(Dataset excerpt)
_ _ _ _ _ _ _
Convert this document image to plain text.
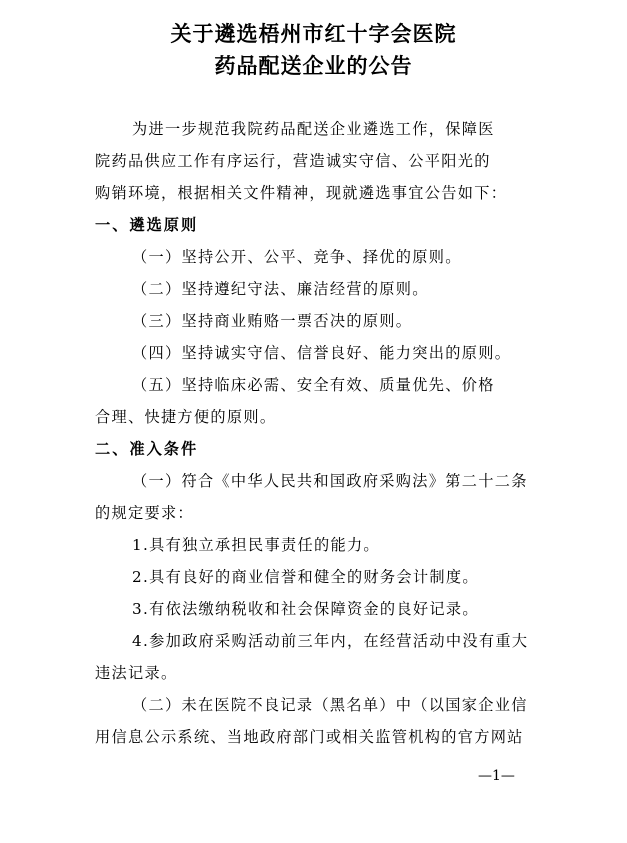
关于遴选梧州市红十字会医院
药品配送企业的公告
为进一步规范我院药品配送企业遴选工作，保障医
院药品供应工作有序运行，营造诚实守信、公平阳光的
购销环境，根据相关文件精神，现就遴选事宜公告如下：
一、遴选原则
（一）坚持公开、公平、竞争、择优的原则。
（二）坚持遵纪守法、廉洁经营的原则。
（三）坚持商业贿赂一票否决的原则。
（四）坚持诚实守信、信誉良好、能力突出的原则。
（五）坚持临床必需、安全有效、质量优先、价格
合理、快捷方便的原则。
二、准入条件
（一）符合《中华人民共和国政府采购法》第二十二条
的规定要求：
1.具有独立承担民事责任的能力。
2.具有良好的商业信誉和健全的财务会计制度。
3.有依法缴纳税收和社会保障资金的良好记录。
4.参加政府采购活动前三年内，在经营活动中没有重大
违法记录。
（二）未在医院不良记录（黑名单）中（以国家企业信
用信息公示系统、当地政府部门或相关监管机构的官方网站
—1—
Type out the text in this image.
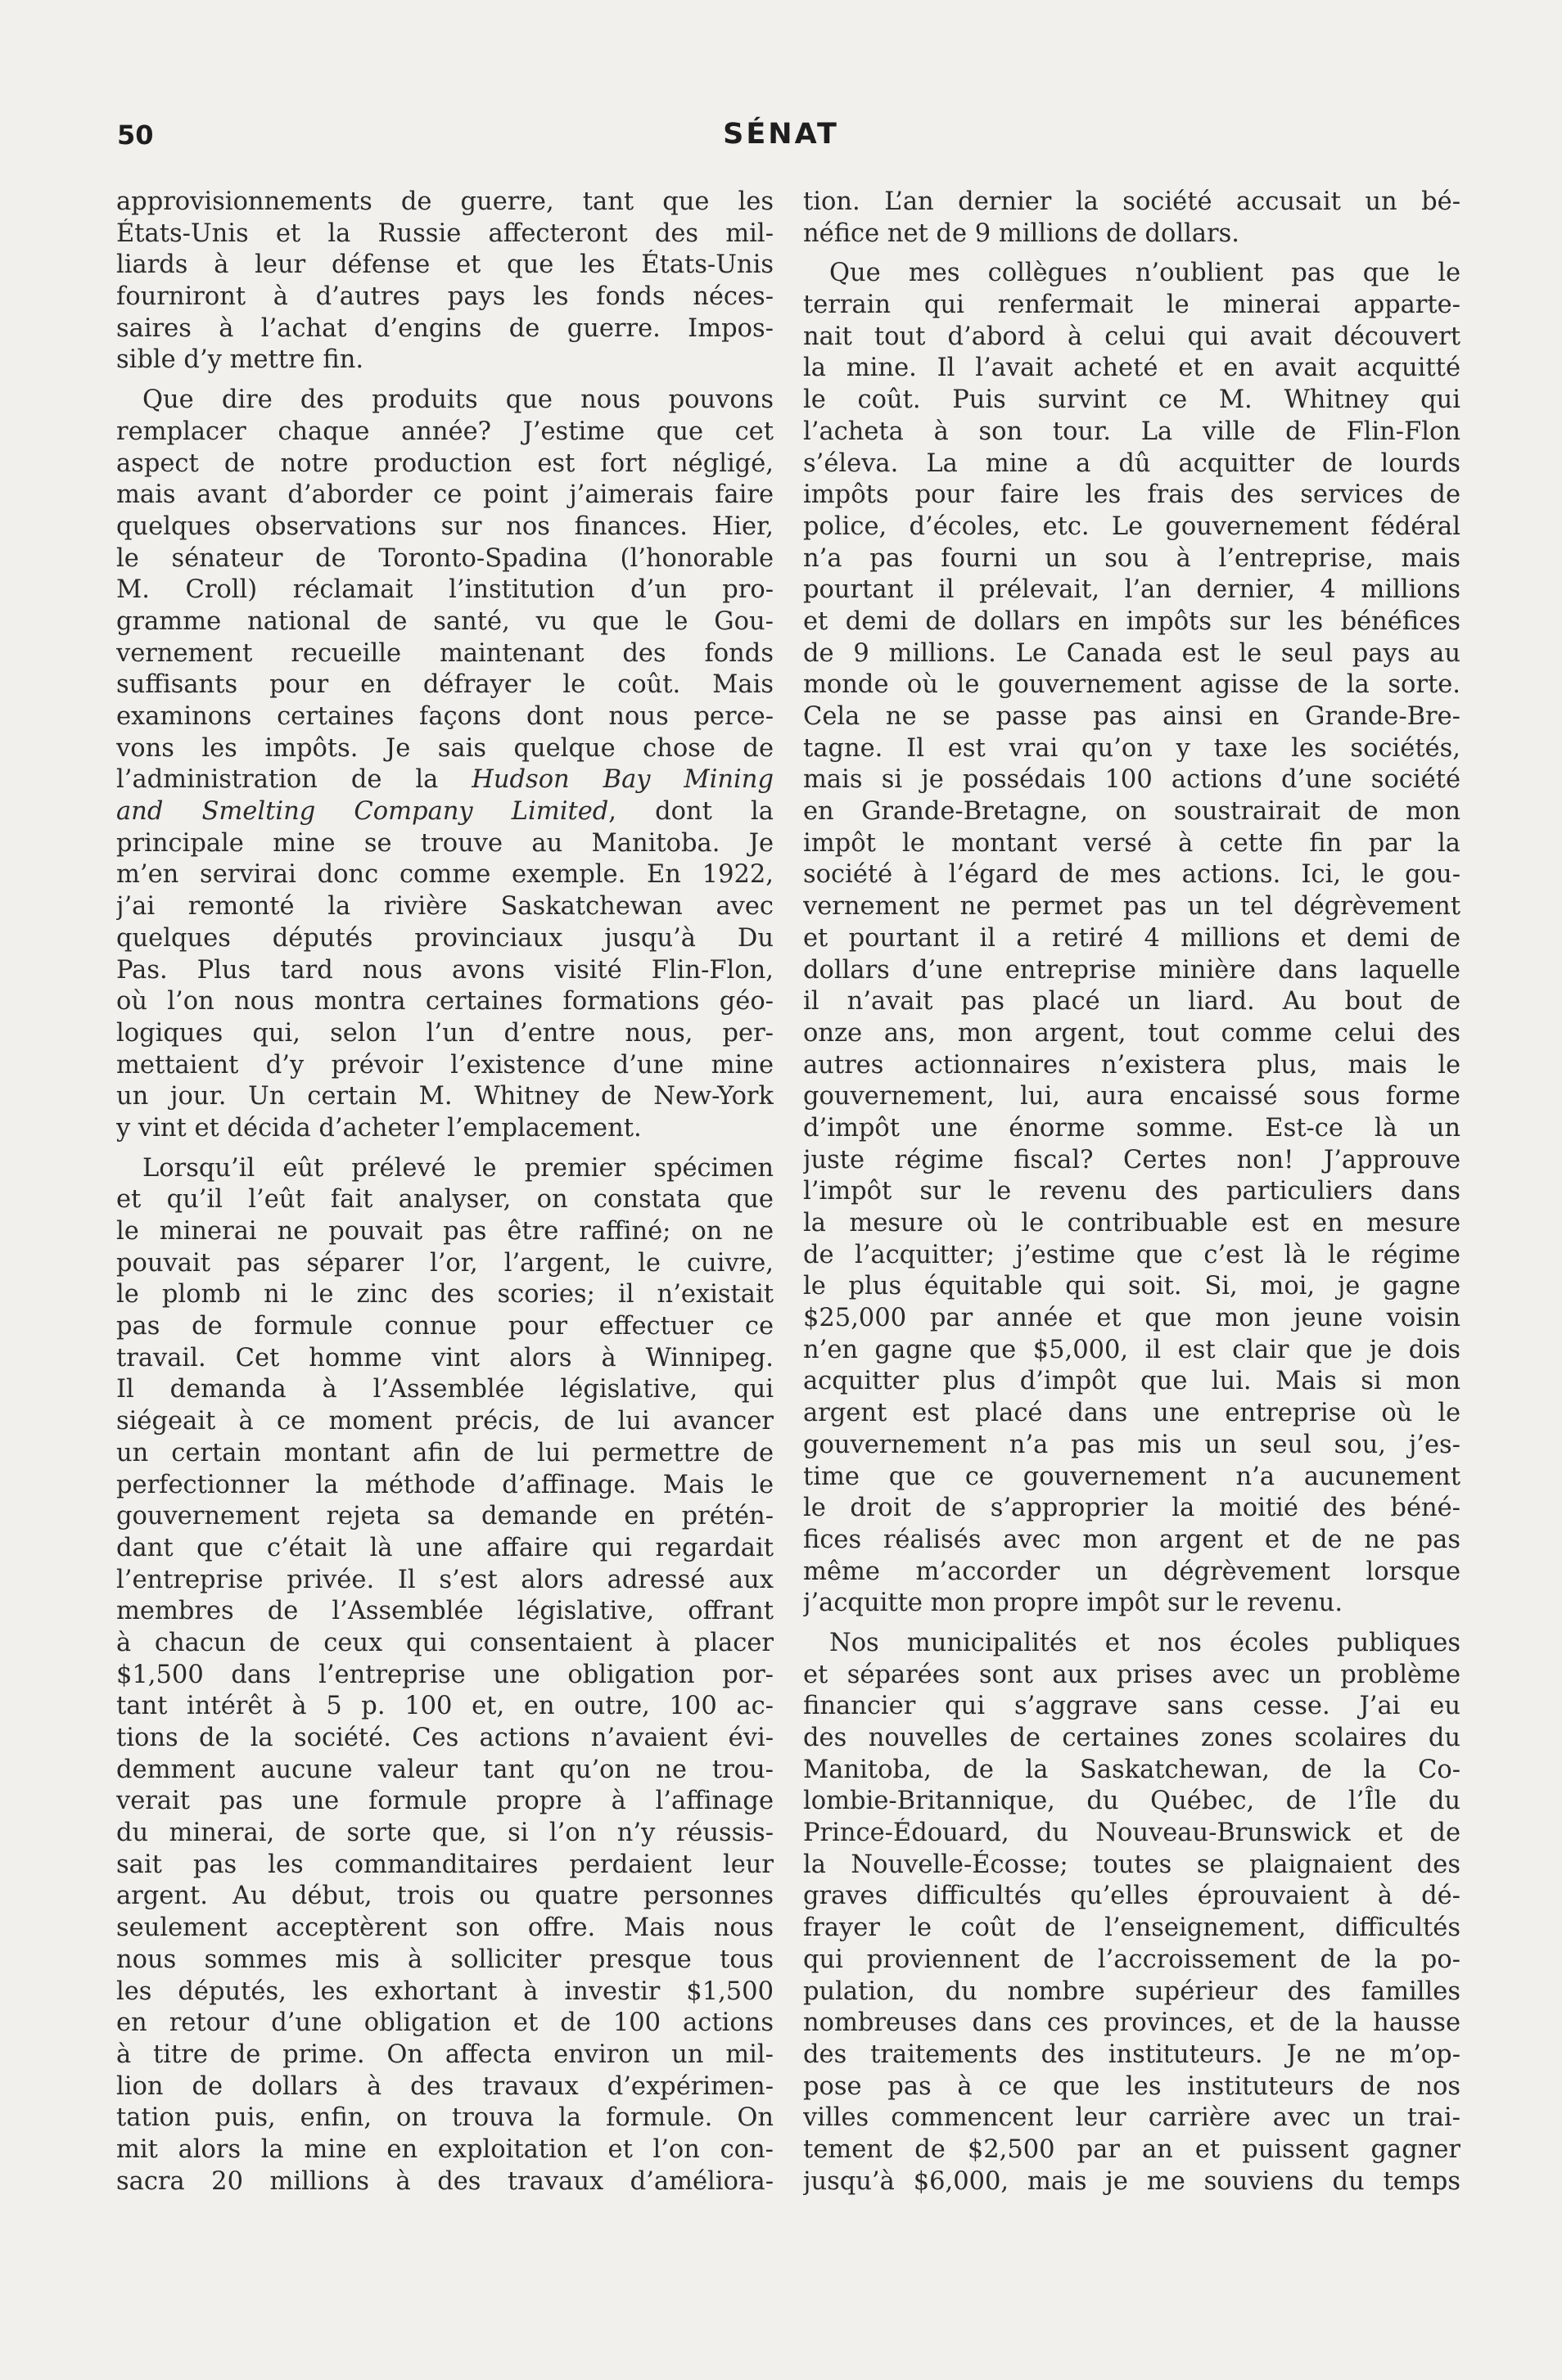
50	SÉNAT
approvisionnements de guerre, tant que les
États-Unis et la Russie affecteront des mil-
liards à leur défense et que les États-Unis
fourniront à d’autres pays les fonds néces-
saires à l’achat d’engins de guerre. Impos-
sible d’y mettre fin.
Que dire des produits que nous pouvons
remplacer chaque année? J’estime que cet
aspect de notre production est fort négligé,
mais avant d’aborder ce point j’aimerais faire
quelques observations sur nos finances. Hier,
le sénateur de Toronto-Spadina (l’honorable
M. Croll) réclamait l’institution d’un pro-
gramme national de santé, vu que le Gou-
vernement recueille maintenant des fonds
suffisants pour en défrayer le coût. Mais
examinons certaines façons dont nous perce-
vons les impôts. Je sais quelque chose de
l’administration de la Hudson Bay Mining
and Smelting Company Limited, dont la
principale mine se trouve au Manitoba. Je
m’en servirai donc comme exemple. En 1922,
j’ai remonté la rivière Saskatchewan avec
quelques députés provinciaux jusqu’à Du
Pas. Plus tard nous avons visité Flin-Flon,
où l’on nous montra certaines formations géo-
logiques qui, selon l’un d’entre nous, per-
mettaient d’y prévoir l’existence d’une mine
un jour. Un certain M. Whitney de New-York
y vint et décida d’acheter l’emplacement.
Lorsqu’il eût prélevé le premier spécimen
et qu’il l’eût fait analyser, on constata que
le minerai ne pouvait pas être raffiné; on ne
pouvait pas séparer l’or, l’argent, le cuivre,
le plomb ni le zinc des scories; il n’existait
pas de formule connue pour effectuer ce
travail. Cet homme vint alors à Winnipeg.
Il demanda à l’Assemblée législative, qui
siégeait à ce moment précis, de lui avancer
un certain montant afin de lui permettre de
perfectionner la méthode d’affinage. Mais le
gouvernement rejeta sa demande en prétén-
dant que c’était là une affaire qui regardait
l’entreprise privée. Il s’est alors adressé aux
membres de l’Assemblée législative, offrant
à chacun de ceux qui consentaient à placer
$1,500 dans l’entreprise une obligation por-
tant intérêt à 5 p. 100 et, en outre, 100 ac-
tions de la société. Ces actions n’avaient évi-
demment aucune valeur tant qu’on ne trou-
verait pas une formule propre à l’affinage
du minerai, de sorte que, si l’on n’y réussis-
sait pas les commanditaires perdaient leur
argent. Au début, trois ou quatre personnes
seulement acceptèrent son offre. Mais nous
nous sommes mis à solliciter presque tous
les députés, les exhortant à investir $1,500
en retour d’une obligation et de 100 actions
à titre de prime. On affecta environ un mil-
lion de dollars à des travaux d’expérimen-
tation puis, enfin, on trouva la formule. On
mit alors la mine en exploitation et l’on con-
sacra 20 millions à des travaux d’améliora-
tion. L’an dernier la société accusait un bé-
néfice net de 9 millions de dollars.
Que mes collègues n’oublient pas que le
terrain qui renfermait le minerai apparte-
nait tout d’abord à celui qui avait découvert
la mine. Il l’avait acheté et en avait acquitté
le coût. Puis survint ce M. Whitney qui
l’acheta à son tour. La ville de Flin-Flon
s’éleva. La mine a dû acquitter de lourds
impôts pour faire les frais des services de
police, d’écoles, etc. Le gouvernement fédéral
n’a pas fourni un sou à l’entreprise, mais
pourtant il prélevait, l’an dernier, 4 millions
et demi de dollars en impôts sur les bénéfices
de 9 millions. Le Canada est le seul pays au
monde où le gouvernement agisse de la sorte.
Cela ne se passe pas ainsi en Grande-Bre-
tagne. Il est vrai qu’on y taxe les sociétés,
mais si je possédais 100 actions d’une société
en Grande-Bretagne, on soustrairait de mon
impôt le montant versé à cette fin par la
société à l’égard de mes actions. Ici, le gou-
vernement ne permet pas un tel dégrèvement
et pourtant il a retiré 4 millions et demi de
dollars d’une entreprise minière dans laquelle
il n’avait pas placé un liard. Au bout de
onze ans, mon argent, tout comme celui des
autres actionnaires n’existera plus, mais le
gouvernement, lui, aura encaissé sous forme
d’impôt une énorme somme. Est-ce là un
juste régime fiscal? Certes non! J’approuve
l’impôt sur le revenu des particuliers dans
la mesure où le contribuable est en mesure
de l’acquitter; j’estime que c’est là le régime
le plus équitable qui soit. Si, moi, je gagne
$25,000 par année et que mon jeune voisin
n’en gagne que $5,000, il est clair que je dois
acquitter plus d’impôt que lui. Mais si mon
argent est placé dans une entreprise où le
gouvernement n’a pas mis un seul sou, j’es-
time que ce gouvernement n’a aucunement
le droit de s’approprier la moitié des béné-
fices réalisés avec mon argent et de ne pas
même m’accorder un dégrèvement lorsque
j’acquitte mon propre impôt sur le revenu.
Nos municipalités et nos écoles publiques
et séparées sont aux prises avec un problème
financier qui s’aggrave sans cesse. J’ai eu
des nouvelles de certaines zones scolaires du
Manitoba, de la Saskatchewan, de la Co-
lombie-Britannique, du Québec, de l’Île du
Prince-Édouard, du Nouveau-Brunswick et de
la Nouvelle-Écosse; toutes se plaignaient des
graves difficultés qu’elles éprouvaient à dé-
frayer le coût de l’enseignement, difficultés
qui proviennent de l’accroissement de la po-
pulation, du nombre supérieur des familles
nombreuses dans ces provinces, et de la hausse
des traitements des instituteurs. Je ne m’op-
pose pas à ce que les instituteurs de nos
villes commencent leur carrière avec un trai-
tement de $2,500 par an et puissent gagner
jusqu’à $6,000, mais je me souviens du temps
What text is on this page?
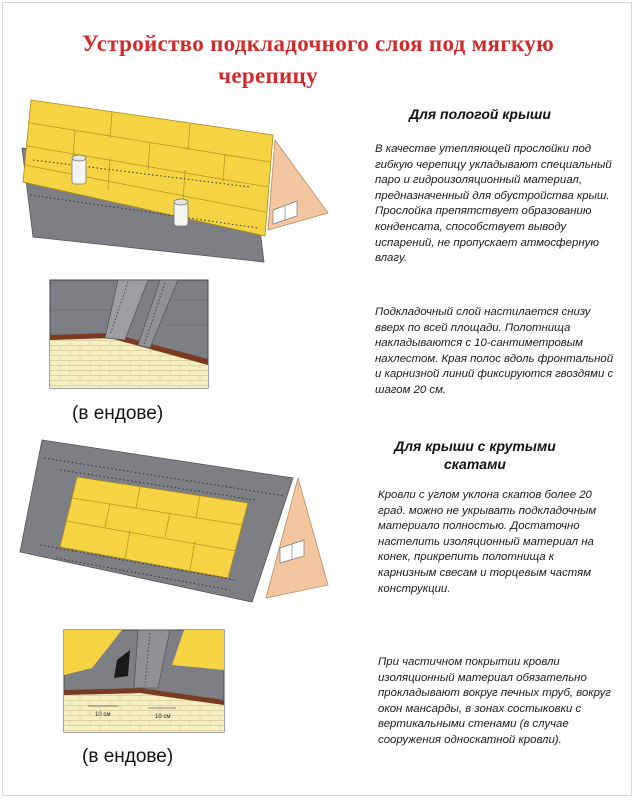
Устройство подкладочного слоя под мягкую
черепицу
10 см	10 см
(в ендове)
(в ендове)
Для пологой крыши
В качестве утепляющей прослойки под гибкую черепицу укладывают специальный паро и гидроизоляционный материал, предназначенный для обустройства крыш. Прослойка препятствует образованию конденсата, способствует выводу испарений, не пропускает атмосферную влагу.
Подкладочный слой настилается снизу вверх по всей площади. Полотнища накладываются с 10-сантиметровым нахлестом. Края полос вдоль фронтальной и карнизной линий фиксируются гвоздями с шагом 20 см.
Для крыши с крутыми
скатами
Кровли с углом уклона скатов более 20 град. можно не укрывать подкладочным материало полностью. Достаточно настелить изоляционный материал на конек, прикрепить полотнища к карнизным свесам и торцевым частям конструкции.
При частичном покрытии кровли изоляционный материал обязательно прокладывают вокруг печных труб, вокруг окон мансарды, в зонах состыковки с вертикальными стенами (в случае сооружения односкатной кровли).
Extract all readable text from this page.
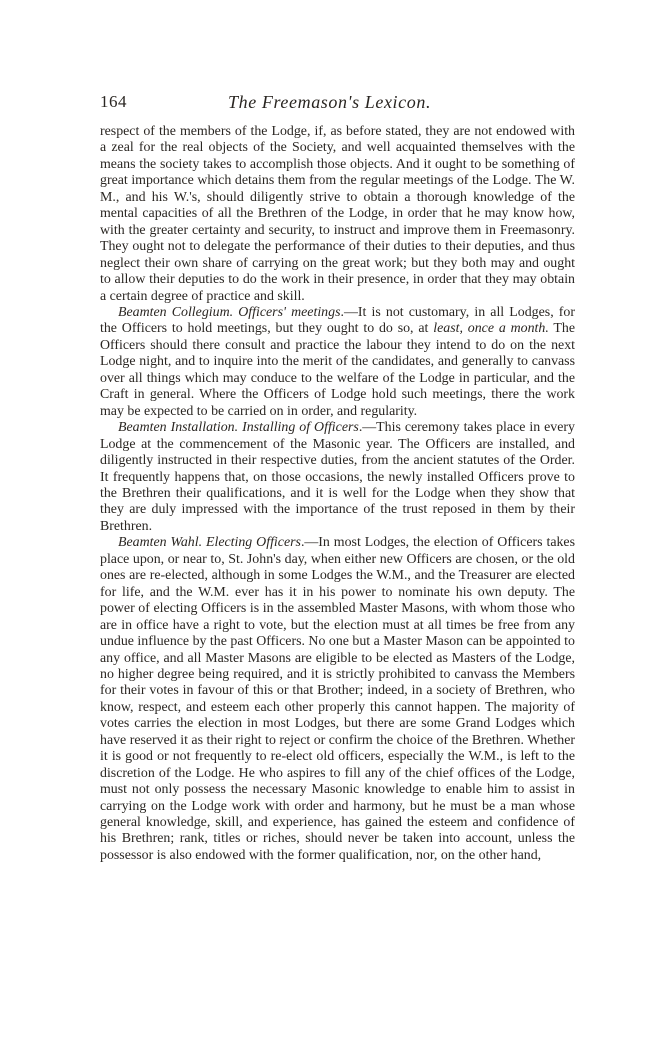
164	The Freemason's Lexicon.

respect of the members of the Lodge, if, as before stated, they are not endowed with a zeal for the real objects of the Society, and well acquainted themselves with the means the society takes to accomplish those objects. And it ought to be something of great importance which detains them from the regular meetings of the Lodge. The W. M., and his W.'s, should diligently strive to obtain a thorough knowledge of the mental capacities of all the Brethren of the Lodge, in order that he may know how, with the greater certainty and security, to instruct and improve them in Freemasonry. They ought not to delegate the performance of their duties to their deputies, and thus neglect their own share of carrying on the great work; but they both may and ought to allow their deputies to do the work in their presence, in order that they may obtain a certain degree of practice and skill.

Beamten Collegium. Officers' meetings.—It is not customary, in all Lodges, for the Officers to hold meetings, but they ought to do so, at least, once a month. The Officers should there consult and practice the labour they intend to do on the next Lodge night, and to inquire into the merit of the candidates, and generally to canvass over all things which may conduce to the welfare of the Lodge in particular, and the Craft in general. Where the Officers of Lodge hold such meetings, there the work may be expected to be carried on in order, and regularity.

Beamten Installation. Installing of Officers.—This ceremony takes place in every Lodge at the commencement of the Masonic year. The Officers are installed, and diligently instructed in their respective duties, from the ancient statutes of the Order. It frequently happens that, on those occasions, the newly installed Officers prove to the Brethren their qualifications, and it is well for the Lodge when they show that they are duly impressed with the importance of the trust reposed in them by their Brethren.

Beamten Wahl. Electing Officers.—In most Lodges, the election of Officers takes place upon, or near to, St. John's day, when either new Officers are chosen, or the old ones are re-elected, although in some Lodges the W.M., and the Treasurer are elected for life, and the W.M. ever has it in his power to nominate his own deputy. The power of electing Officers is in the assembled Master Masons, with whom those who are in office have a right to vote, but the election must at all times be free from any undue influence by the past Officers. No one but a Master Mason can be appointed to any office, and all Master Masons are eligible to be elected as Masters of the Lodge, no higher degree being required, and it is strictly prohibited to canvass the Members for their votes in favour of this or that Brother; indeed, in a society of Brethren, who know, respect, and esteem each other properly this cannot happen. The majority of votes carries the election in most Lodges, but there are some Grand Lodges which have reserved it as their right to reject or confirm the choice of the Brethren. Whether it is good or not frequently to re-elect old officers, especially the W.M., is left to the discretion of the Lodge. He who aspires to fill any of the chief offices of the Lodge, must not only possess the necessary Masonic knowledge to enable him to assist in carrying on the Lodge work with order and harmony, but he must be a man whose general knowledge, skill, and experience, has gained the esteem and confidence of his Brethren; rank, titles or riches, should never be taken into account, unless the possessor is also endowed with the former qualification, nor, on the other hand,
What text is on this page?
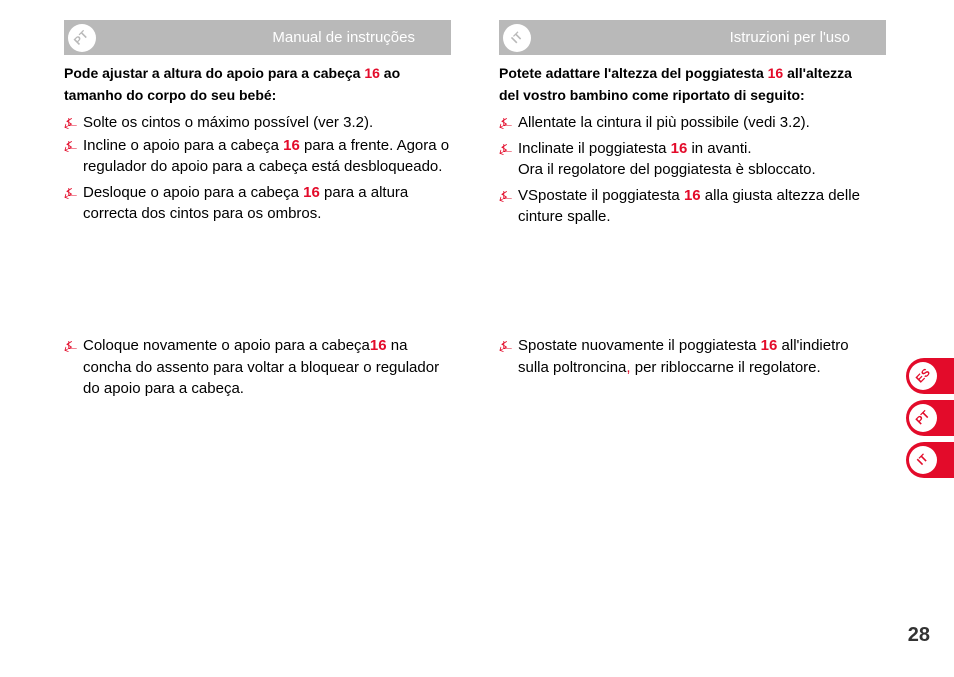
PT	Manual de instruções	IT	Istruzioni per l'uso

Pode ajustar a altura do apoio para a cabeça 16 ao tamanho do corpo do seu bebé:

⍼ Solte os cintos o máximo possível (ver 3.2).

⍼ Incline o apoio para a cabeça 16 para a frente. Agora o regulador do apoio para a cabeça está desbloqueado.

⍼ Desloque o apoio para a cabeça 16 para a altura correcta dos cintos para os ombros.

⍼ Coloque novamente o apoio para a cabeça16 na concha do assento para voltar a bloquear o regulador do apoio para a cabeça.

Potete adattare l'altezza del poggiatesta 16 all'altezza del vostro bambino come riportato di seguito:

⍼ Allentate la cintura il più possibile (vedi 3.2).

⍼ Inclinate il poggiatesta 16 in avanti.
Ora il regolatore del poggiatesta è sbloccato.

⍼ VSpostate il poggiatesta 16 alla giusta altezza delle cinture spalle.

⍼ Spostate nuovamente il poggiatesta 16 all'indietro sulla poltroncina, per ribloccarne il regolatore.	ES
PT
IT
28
_ _ _ _ _ _ _
[Goal of the exercise]:
Go through the material and select each line with the string "États" in it.

[Correct answer]:
États-Unis et la Russie affecteront des mil-
liards à leur défense et que les États-Unis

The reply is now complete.